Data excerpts
-----

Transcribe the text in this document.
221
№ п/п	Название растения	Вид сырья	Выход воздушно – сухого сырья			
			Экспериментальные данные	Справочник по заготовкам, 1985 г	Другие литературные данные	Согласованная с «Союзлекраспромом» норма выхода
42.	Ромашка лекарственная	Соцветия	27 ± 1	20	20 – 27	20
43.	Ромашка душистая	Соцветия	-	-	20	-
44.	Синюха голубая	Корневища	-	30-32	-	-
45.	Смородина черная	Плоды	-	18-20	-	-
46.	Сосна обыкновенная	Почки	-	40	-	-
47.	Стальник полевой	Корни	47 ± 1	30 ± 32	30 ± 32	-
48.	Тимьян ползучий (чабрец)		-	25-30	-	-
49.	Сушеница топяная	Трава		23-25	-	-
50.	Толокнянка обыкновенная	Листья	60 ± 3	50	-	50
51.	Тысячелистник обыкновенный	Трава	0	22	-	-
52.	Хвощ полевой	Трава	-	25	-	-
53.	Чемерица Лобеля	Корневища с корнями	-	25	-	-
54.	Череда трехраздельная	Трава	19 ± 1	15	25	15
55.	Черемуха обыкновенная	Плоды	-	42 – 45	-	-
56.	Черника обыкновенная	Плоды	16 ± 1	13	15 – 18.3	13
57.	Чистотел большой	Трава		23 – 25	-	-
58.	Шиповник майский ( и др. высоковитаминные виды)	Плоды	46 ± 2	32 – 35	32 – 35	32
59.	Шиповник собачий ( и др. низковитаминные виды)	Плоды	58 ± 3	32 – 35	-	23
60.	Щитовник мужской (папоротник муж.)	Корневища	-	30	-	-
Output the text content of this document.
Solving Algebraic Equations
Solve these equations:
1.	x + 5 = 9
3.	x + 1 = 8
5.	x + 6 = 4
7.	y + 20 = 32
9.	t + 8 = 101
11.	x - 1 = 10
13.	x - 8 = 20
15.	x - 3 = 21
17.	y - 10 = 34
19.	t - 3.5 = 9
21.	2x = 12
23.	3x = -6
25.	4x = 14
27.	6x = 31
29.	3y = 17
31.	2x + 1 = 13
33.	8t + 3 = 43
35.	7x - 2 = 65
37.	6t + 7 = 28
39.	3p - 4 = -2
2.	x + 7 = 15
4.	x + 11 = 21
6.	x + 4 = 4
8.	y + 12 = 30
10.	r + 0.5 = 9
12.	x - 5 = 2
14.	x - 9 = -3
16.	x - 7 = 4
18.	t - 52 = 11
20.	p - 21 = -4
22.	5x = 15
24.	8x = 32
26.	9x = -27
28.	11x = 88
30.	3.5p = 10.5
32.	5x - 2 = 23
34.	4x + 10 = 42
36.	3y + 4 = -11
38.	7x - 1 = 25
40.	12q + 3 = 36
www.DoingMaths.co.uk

-----

AIM OF THE TASK. Transcribe the full listing above without leaving anything out.

REPLY.
Transcribe the text in this document.
221
№ п/п	Название растения	Вид сырья	Выход воздушно – сухого сырья			
			Экспериментальные данные	Справочник по заготовкам, 1985 г	Другие литературные данные	Согласованная с «Союзлекраспромом» норма выхода
42.	Ромашка лекарственная	Соцветия	27 ± 1	20	20 – 27	20
43.	Ромашка душистая	Соцветия	-	-	20	-
44.	Синюха голубая	Корневища	-	30-32	-	-
45.	Смородина черная	Плоды	-	18-20	-	-
46.	Сосна обыкновенная	Почки	-	40	-	-
47.	Стальник полевой	Корни	47 ± 1	30 ± 32	30 ± 32	-
48.	Тимьян ползучий (чабрец)		-	25-30	-	-
49.	Сушеница топяная	Трава		23-25	-	-
50.	Толокнянка обыкновенная	Листья	60 ± 3	50	-	50
51.	Тысячелистник обыкновенный	Трава	0	22	-	-
52.	Хвощ полевой	Трава	-	25	-	-
53.	Чемерица Лобеля	Корневища с корнями	-	25	-	-
54.	Череда трехраздельная	Трава	19 ± 1	15	25	15
55.	Черемуха обыкновенная	Плоды	-	42 – 45	-	-
56.	Черника обыкновенная	Плоды	16 ± 1	13	15 – 18.3	13
57.	Чистотел большой	Трава		23 – 25	-	-
58.	Шиповник майский ( и др. высоковитаминные виды)	Плоды	46 ± 2	32 – 35	32 – 35	32
59.	Шиповник собачий ( и др. низковитаминные виды)	Плоды	58 ± 3	32 – 35	-	23
60.	Щитовник мужской (папоротник муж.)	Корневища	-	30	-	-
Output the text content of this document.
Solving Algebraic Equations
Solve these equations:
1.	x + 5 = 9
3.	x + 1 = 8
5.	x + 6 = 4
7.	y + 20 = 32
9.	t + 8 = 101
11.	x - 1 = 10
13.	x - 8 = 20
15.	x - 3 = 21
17.	y - 10 = 34
19.	t - 3.5 = 9
21.	2x = 12
23.	3x = -6
25.	4x = 14
27.	6x = 31
29.	3y = 17
31.	2x + 1 = 13
33.	8t + 3 = 43
35.	7x - 2 = 65
37.	6t + 7 = 28
39.	3p - 4 = -2
2.	x + 7 = 15
4.	x + 11 = 21
6.	x + 4 = 4
8.	y + 12 = 30
10.	r + 0.5 = 9
12.	x - 5 = 2
14.	x - 9 = -3
16.	x - 7 = 4
18.	t - 52 = 11
20.	p - 21 = -4
22.	5x = 15
24.	8x = 32
26.	9x = -27
28.	11x = 88
30.	3.5p = 10.5
32.	5x - 2 = 23
34.	4x + 10 = 42
36.	3y + 4 = -11
38.	7x - 1 = 25
40.	12q + 3 = 36
www.DoingMaths.co.uk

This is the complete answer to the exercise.